* **GOAL**
Every line below should be copied exactly; drop the pictures.

▬▬▬

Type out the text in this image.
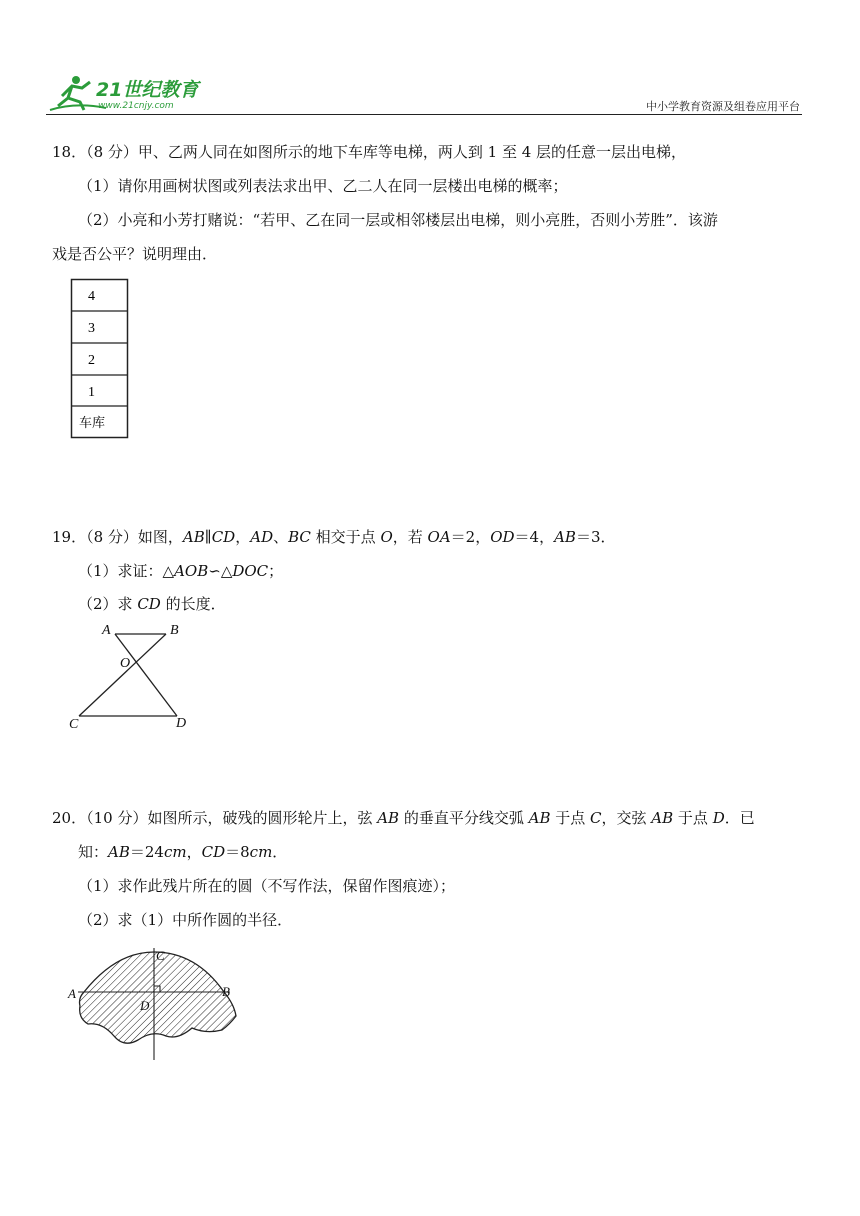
21世纪教育
www.21cnjy.com	中小学教育资源及组卷应用平台
18．（8 分）甲、乙两人同在如图所示的地下车库等电梯，两人到 1 至 4 层的任意一层出电梯，
（1）请你用画树状图或列表法求出甲、乙二人在同一层楼出电梯的概率；
（2）小亮和小芳打赌说：“若甲、乙在同一层或相邻楼层出电梯，则小亮胜，否则小芳胜”．该游
戏是否公平？说明理由．
4
3
2
1
车库
19．（8 分）如图，AB∥CD，AD、BC 相交于点 O，若 OA＝2，OD＝4，AB＝3．
（1）求证：△AOB∽△DOC；
（2）求 CD 的长度．
A	B
O
C	D
20．（10 分）如图所示，破残的圆形轮片上，弦 AB 的垂直平分线交弧 AB 于点 C，交弦 AB 于点 D．已
知：AB＝24cm，CD＝8cm．
（1）求作此残片所在的圆（不写作法，保留作图痕迹）；
（2）求（1）中所作圆的半径．
A	B
C
D
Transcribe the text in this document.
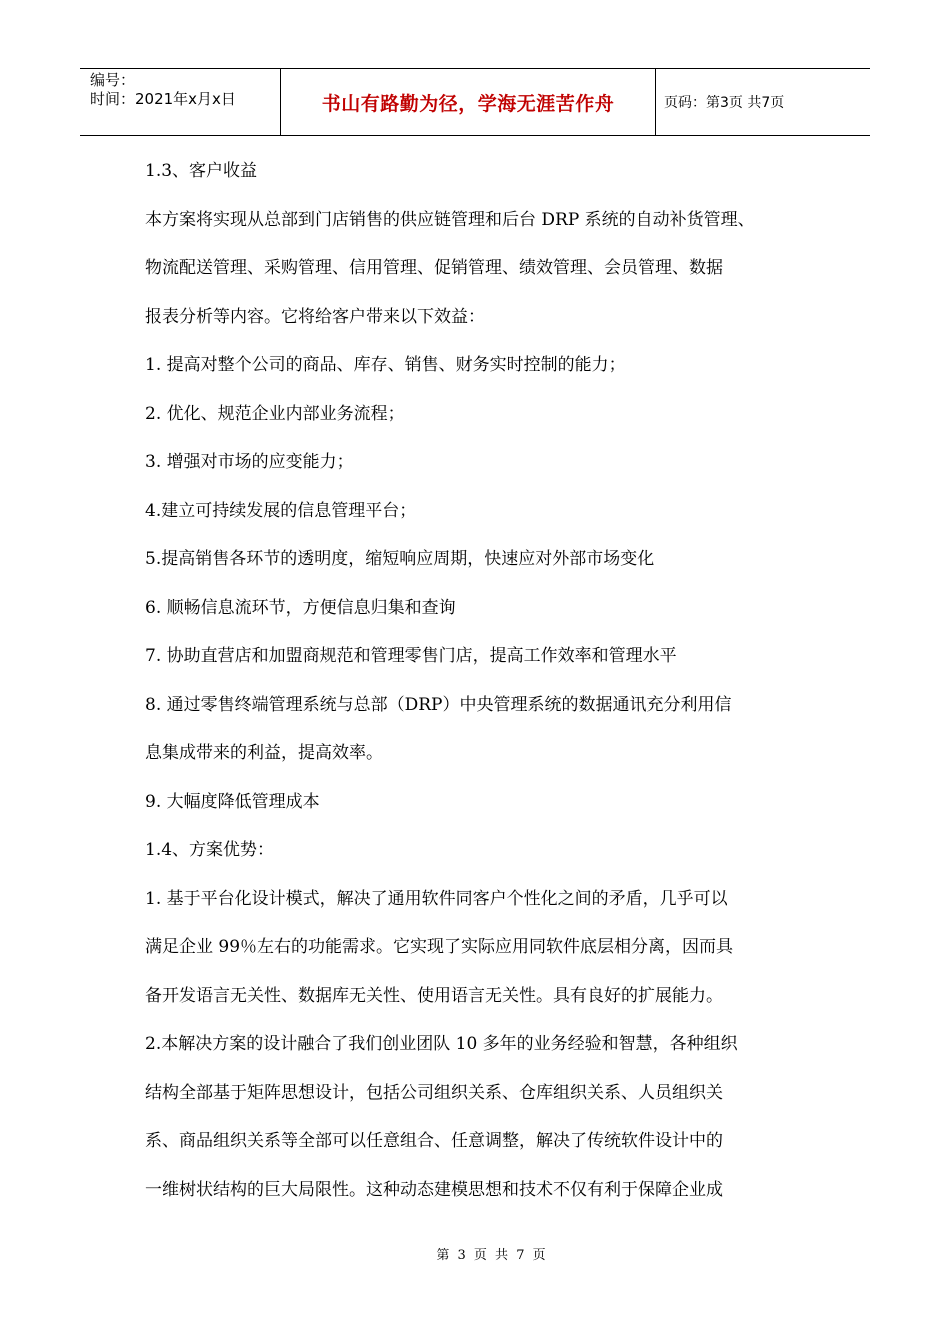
编号：
时间：2021年x月x日	书山有路勤为径，学海无涯苦作舟	页码：第3页 共7页
1.3、客户收益
本方案将实现从总部到门店销售的供应链管理和后台 DRP 系统的自动补货管理、
物流配送管理、采购管理、信用管理、促销管理、绩效管理、会员管理、数据
报表分析等内容。它将给客户带来以下效益：
1. 提高对整个公司的商品、库存、销售、财务实时控制的能力；
2. 优化、规范企业内部业务流程；
3. 增强对市场的应变能力；
4.建立可持续发展的信息管理平台；
5.提高销售各环节的透明度，缩短响应周期，快速应对外部市场变化
6. 顺畅信息流环节，方便信息归集和查询
7. 协助直营店和加盟商规范和管理零售门店，提高工作效率和管理水平
8. 通过零售终端管理系统与总部（DRP）中央管理系统的数据通讯充分利用信
息集成带来的利益，提高效率。
9. 大幅度降低管理成本
1.4、方案优势：
1. 基于平台化设计模式，解决了通用软件同客户个性化之间的矛盾，几乎可以
满足企业 99％左右的功能需求。它实现了实际应用同软件底层相分离，因而具
备开发语言无关性、数据库无关性、使用语言无关性。具有良好的扩展能力。
2.本解决方案的设计融合了我们创业团队 10 多年的业务经验和智慧，各种组织
结构全部基于矩阵思想设计，包括公司组织关系、仓库组织关系、人员组织关
系、商品组织关系等全部可以任意组合、任意调整，解决了传统软件设计中的
一维树状结构的巨大局限性。这种动态建模思想和技术不仅有利于保障企业成
第 3 页 共 7 页
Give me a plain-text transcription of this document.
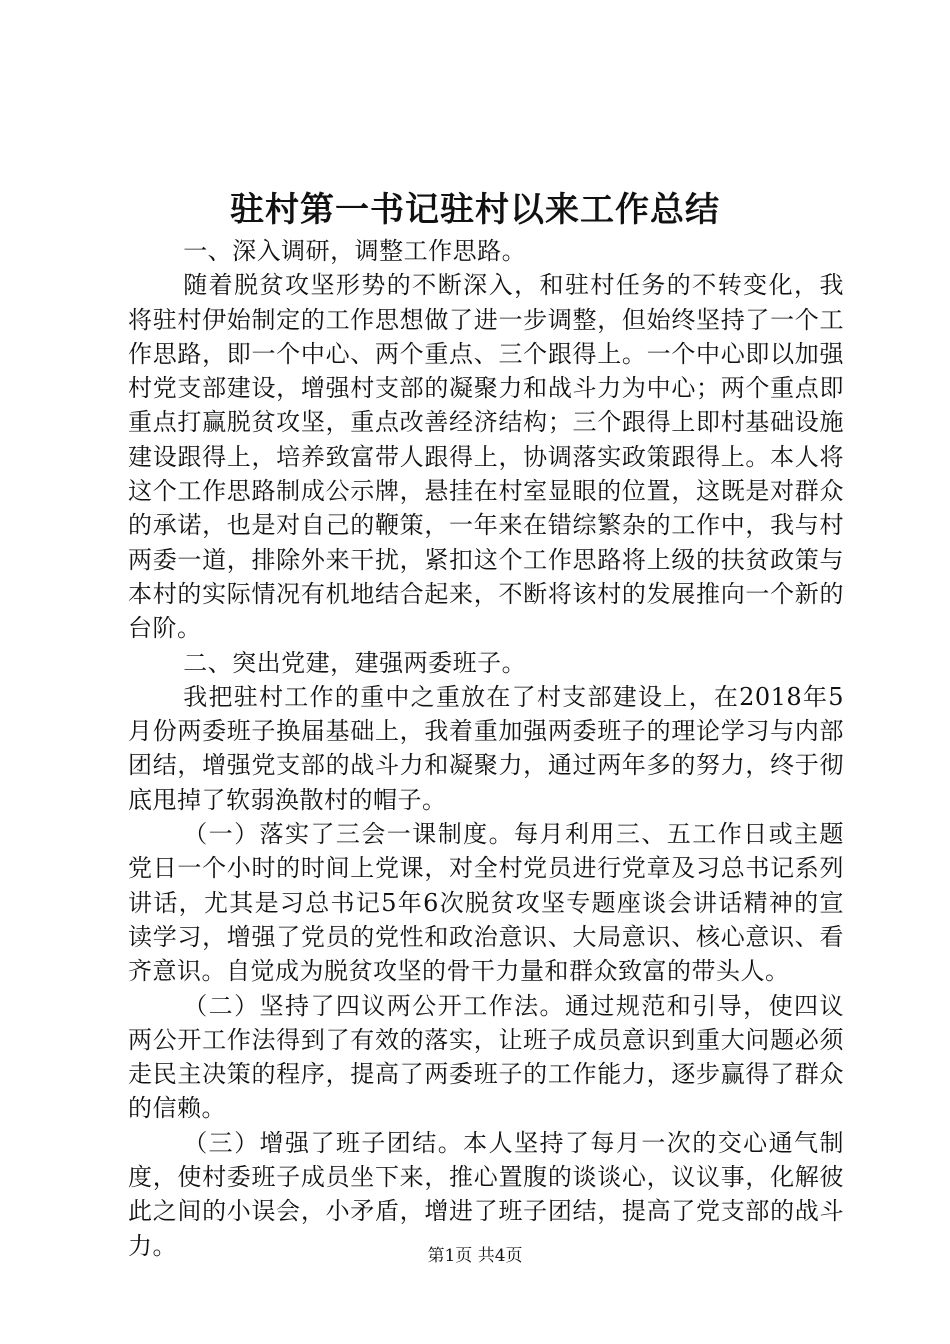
驻村第一书记驻村以来工作总结

一、深入调研，调整工作思路。

随着脱贫攻坚形势的不断深入，和驻村任务的不转变化，我将驻村伊始制定的工作思想做了进一步调整，但始终坚持了一个工作思路，即一个中心、两个重点、三个跟得上。一个中心即以加强村党支部建设，增强村支部的凝聚力和战斗力为中心；两个重点即重点打赢脱贫攻坚，重点改善经济结构；三个跟得上即村基础设施建设跟得上，培养致富带人跟得上，协调落实政策跟得上。本人将这个工作思路制成公示牌，悬挂在村室显眼的位置，这既是对群众的承诺，也是对自己的鞭策，一年来在错综繁杂的工作中，我与村两委一道，排除外来干扰，紧扣这个工作思路将上级的扶贫政策与本村的实际情况有机地结合起来，不断将该村的发展推向一个新的台阶。

二、突出党建，建强两委班子。

我把驻村工作的重中之重放在了村支部建设上，在2018年5月份两委班子换届基础上，我着重加强两委班子的理论学习与内部团结，增强党支部的战斗力和凝聚力，通过两年多的努力，终于彻底甩掉了软弱涣散村的帽子。

（一）落实了三会一课制度。每月利用三、五工作日或主题党日一个小时的时间上党课，对全村党员进行党章及习总书记系列讲话，尤其是习总书记5年6次脱贫攻坚专题座谈会讲话精神的宣读学习，增强了党员的党性和政治意识、大局意识、核心意识、看齐意识。自觉成为脱贫攻坚的骨干力量和群众致富的带头人。

（二）坚持了四议两公开工作法。通过规范和引导，使四议两公开工作法得到了有效的落实，让班子成员意识到重大问题必须走民主决策的程序，提高了两委班子的工作能力，逐步赢得了群众的信赖。

（三）增强了班子团结。本人坚持了每月一次的交心通气制度，使村委班子成员坐下来，推心置腹的谈谈心，议议事，化解彼此之间的小误会，小矛盾，增进了班子团结，提高了党支部的战斗力。	第1页 共4页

▬▬▬

* **FINISHED EXERCISE**
Type out the text in this image.
21世纪教育
www.21cnjy.com	中小学教育资源及组卷应用平台
18．（8 分）甲、乙两人同在如图所示的地下车库等电梯，两人到 1 至 4 层的任意一层出电梯，
（1）请你用画树状图或列表法求出甲、乙二人在同一层楼出电梯的概率；
（2）小亮和小芳打赌说：“若甲、乙在同一层或相邻楼层出电梯，则小亮胜，否则小芳胜”．该游
戏是否公平？说明理由．
4
3
2
1
车库
19．（8 分）如图，AB∥CD，AD、BC 相交于点 O，若 OA＝2，OD＝4，AB＝3．
（1）求证：△AOB∽△DOC；
（2）求 CD 的长度．
A	B
O
C	D
20．（10 分）如图所示，破残的圆形轮片上，弦 AB 的垂直平分线交弧 AB 于点 C，交弦 AB 于点 D．已
知：AB＝24cm，CD＝8cm．
（1）求作此残片所在的圆（不写作法，保留作图痕迹）；
（2）求（1）中所作圆的半径．
A	B
C
D
Transcribe the text in this document.
编号：
时间：2021年x月x日	书山有路勤为径，学海无涯苦作舟	页码：第3页 共7页
1.3、客户收益
本方案将实现从总部到门店销售的供应链管理和后台 DRP 系统的自动补货管理、
物流配送管理、采购管理、信用管理、促销管理、绩效管理、会员管理、数据
报表分析等内容。它将给客户带来以下效益：
1. 提高对整个公司的商品、库存、销售、财务实时控制的能力；
2. 优化、规范企业内部业务流程；
3. 增强对市场的应变能力；
4.建立可持续发展的信息管理平台；
5.提高销售各环节的透明度，缩短响应周期，快速应对外部市场变化
6. 顺畅信息流环节，方便信息归集和查询
7. 协助直营店和加盟商规范和管理零售门店，提高工作效率和管理水平
8. 通过零售终端管理系统与总部（DRP）中央管理系统的数据通讯充分利用信
息集成带来的利益，提高效率。
9. 大幅度降低管理成本
1.4、方案优势：
1. 基于平台化设计模式，解决了通用软件同客户个性化之间的矛盾，几乎可以
满足企业 99％左右的功能需求。它实现了实际应用同软件底层相分离，因而具
备开发语言无关性、数据库无关性、使用语言无关性。具有良好的扩展能力。
2.本解决方案的设计融合了我们创业团队 10 多年的业务经验和智慧，各种组织
结构全部基于矩阵思想设计，包括公司组织关系、仓库组织关系、人员组织关
系、商品组织关系等全部可以任意组合、任意调整，解决了传统软件设计中的
一维树状结构的巨大局限性。这种动态建模思想和技术不仅有利于保障企业成
第 3 页 共 7 页
Give me a plain-text transcription of this document.
驻村第一书记驻村以来工作总结

一、深入调研，调整工作思路。

随着脱贫攻坚形势的不断深入，和驻村任务的不转变化，我将驻村伊始制定的工作思想做了进一步调整，但始终坚持了一个工作思路，即一个中心、两个重点、三个跟得上。一个中心即以加强村党支部建设，增强村支部的凝聚力和战斗力为中心；两个重点即重点打赢脱贫攻坚，重点改善经济结构；三个跟得上即村基础设施建设跟得上，培养致富带人跟得上，协调落实政策跟得上。本人将这个工作思路制成公示牌，悬挂在村室显眼的位置，这既是对群众的承诺，也是对自己的鞭策，一年来在错综繁杂的工作中，我与村两委一道，排除外来干扰，紧扣这个工作思路将上级的扶贫政策与本村的实际情况有机地结合起来，不断将该村的发展推向一个新的台阶。

二、突出党建，建强两委班子。

我把驻村工作的重中之重放在了村支部建设上，在2018年5月份两委班子换届基础上，我着重加强两委班子的理论学习与内部团结，增强党支部的战斗力和凝聚力，通过两年多的努力，终于彻底甩掉了软弱涣散村的帽子。

（一）落实了三会一课制度。每月利用三、五工作日或主题党日一个小时的时间上党课，对全村党员进行党章及习总书记系列讲话，尤其是习总书记5年6次脱贫攻坚专题座谈会讲话精神的宣读学习，增强了党员的党性和政治意识、大局意识、核心意识、看齐意识。自觉成为脱贫攻坚的骨干力量和群众致富的带头人。

（二）坚持了四议两公开工作法。通过规范和引导，使四议两公开工作法得到了有效的落实，让班子成员意识到重大问题必须走民主决策的程序，提高了两委班子的工作能力，逐步赢得了群众的信赖。

（三）增强了班子团结。本人坚持了每月一次的交心通气制度，使村委班子成员坐下来，推心置腹的谈谈心，议议事，化解彼此之间的小误会，小矛盾，增进了班子团结，提高了党支部的战斗力。	第1页 共4页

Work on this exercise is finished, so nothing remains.